**Short problem:** Could you reproduce every one of the lines below verbatim?

**Material:**
◆ ◆ ◆ ◆ ◆

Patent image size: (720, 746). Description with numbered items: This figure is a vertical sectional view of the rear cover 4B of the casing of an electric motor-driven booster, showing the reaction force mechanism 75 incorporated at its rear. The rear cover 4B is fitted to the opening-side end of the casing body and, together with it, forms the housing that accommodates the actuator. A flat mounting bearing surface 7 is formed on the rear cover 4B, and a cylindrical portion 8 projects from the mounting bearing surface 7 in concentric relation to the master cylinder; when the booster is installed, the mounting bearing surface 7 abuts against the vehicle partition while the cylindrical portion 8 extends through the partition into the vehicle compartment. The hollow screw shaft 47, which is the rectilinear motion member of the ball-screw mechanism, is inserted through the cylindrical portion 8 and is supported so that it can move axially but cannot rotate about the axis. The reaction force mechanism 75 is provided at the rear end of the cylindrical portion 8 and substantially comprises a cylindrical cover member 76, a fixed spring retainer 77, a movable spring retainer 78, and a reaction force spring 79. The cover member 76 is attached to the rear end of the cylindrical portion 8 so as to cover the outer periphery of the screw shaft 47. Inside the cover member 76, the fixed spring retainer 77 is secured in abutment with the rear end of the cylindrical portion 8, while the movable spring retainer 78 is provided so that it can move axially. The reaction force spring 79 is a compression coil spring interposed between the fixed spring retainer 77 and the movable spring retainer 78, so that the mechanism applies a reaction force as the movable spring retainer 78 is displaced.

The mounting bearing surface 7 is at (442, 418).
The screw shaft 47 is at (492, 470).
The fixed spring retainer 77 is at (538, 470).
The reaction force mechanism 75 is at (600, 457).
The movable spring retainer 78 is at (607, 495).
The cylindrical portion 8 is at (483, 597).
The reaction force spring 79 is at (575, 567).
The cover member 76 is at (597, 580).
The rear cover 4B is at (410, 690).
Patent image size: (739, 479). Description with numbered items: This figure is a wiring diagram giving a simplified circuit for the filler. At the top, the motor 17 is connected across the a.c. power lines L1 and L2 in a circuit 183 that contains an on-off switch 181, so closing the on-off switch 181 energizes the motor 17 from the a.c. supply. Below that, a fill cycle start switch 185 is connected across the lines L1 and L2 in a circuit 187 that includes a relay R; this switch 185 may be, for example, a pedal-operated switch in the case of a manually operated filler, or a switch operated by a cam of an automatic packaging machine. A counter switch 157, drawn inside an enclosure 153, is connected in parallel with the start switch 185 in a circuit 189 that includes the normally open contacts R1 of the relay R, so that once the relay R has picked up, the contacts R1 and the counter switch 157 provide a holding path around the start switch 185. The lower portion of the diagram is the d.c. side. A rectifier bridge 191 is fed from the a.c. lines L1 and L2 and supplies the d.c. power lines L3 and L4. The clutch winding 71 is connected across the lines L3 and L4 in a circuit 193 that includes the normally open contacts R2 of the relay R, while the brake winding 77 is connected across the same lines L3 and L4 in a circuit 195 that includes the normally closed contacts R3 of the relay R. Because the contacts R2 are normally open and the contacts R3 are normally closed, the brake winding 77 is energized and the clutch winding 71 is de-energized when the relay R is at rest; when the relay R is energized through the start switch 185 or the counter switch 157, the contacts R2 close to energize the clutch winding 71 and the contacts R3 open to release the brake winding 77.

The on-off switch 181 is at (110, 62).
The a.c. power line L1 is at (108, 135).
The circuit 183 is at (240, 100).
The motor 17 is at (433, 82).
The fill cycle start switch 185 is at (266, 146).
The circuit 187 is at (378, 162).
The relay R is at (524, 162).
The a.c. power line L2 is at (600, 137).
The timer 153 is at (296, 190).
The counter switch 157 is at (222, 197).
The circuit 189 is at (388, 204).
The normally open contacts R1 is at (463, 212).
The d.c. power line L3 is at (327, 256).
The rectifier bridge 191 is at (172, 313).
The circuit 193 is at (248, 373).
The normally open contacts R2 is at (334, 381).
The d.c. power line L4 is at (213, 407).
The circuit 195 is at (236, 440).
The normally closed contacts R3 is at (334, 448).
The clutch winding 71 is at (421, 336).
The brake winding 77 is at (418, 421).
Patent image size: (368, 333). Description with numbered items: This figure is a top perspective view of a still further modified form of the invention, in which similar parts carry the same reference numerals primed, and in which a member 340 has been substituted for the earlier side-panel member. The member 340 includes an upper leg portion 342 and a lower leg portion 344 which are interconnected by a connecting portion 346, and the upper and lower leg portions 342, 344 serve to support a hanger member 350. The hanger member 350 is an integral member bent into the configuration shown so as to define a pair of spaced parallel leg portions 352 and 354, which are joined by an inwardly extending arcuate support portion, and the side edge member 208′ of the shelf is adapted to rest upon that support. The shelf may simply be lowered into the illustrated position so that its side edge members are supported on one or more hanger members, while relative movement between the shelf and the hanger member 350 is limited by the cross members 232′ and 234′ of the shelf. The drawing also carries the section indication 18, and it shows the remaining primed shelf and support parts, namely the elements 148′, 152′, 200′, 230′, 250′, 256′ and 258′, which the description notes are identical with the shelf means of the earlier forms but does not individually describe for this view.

◆ ◆ ◆ ◆ ◆

**Written response:**
Patent image size: (720, 746). Description with numbered items: This figure is a vertical sectional view of the rear cover 4B of the casing of an electric motor-driven booster, showing the reaction force mechanism 75 incorporated at its rear. The rear cover 4B is fitted to the opening-side end of the casing body and, together with it, forms the housing that accommodates the actuator. A flat mounting bearing surface 7 is formed on the rear cover 4B, and a cylindrical portion 8 projects from the mounting bearing surface 7 in concentric relation to the master cylinder; when the booster is installed, the mounting bearing surface 7 abuts against the vehicle partition while the cylindrical portion 8 extends through the partition into the vehicle compartment. The hollow screw shaft 47, which is the rectilinear motion member of the ball-screw mechanism, is inserted through the cylindrical portion 8 and is supported so that it can move axially but cannot rotate about the axis. The reaction force mechanism 75 is provided at the rear end of the cylindrical portion 8 and substantially comprises a cylindrical cover member 76, a fixed spring retainer 77, a movable spring retainer 78, and a reaction force spring 79. The cover member 76 is attached to the rear end of the cylindrical portion 8 so as to cover the outer periphery of the screw shaft 47. Inside the cover member 76, the fixed spring retainer 77 is secured in abutment with the rear end of the cylindrical portion 8, while the movable spring retainer 78 is provided so that it can move axially. The reaction force spring 79 is a compression coil spring interposed between the fixed spring retainer 77 and the movable spring retainer 78, so that the mechanism applies a reaction force as the movable spring retainer 78 is displaced.

The mounting bearing surface 7 is at (442, 418).
The screw shaft 47 is at (492, 470).
The fixed spring retainer 77 is at (538, 470).
The reaction force mechanism 75 is at (600, 457).
The movable spring retainer 78 is at (607, 495).
The cylindrical portion 8 is at (483, 597).
The reaction force spring 79 is at (575, 567).
The cover member 76 is at (597, 580).
The rear cover 4B is at (410, 690).
Patent image size: (739, 479). Description with numbered items: This figure is a wiring diagram giving a simplified circuit for the filler. At the top, the motor 17 is connected across the a.c. power lines L1 and L2 in a circuit 183 that contains an on-off switch 181, so closing the on-off switch 181 energizes the motor 17 from the a.c. supply. Below that, a fill cycle start switch 185 is connected across the lines L1 and L2 in a circuit 187 that includes a relay R; this switch 185 may be, for example, a pedal-operated switch in the case of a manually operated filler, or a switch operated by a cam of an automatic packaging machine. A counter switch 157, drawn inside an enclosure 153, is connected in parallel with the start switch 185 in a circuit 189 that includes the normally open contacts R1 of the relay R, so that once the relay R has picked up, the contacts R1 and the counter switch 157 provide a holding path around the start switch 185. The lower portion of the diagram is the d.c. side. A rectifier bridge 191 is fed from the a.c. lines L1 and L2 and supplies the d.c. power lines L3 and L4. The clutch winding 71 is connected across the lines L3 and L4 in a circuit 193 that includes the normally open contacts R2 of the relay R, while the brake winding 77 is connected across the same lines L3 and L4 in a circuit 195 that includes the normally closed contacts R3 of the relay R. Because the contacts R2 are normally open and the contacts R3 are normally closed, the brake winding 77 is energized and the clutch winding 71 is de-energized when the relay R is at rest; when the relay R is energized through the start switch 185 or the counter switch 157, the contacts R2 close to energize the clutch winding 71 and the contacts R3 open to release the brake winding 77.

The on-off switch 181 is at (110, 62).
The a.c. power line L1 is at (108, 135).
The circuit 183 is at (240, 100).
The motor 17 is at (433, 82).
The fill cycle start switch 185 is at (266, 146).
The circuit 187 is at (378, 162).
The relay R is at (524, 162).
The a.c. power line L2 is at (600, 137).
The timer 153 is at (296, 190).
The counter switch 157 is at (222, 197).
The circuit 189 is at (388, 204).
The normally open contacts R1 is at (463, 212).
The d.c. power line L3 is at (327, 256).
The rectifier bridge 191 is at (172, 313).
The circuit 193 is at (248, 373).
The normally open contacts R2 is at (334, 381).
The d.c. power line L4 is at (213, 407).
The circuit 195 is at (236, 440).
The normally closed contacts R3 is at (334, 448).
The clutch winding 71 is at (421, 336).
The brake winding 77 is at (418, 421).
Patent image size: (368, 333). Description with numbered items: This figure is a top perspective view of a still further modified form of the invention, in which similar parts carry the same reference numerals primed, and in which a member 340 has been substituted for the earlier side-panel member. The member 340 includes an upper leg portion 342 and a lower leg portion 344 which are interconnected by a connecting portion 346, and the upper and lower leg portions 342, 344 serve to support a hanger member 350. The hanger member 350 is an integral member bent into the configuration shown so as to define a pair of spaced parallel leg portions 352 and 354, which are joined by an inwardly extending arcuate support portion, and the side edge member 208′ of the shelf is adapted to rest upon that support. The shelf may simply be lowered into the illustrated position so that its side edge members are supported on one or more hanger members, while relative movement between the shelf and the hanger member 350 is limited by the cross members 232′ and 234′ of the shelf. The drawing also carries the section indication 18, and it shows the remaining primed shelf and support parts, namely the elements 148′, 152′, 200′, 230′, 250′, 256′ and 258′, which the description notes are identical with the shelf means of the earlier forms but does not individually describe for this view.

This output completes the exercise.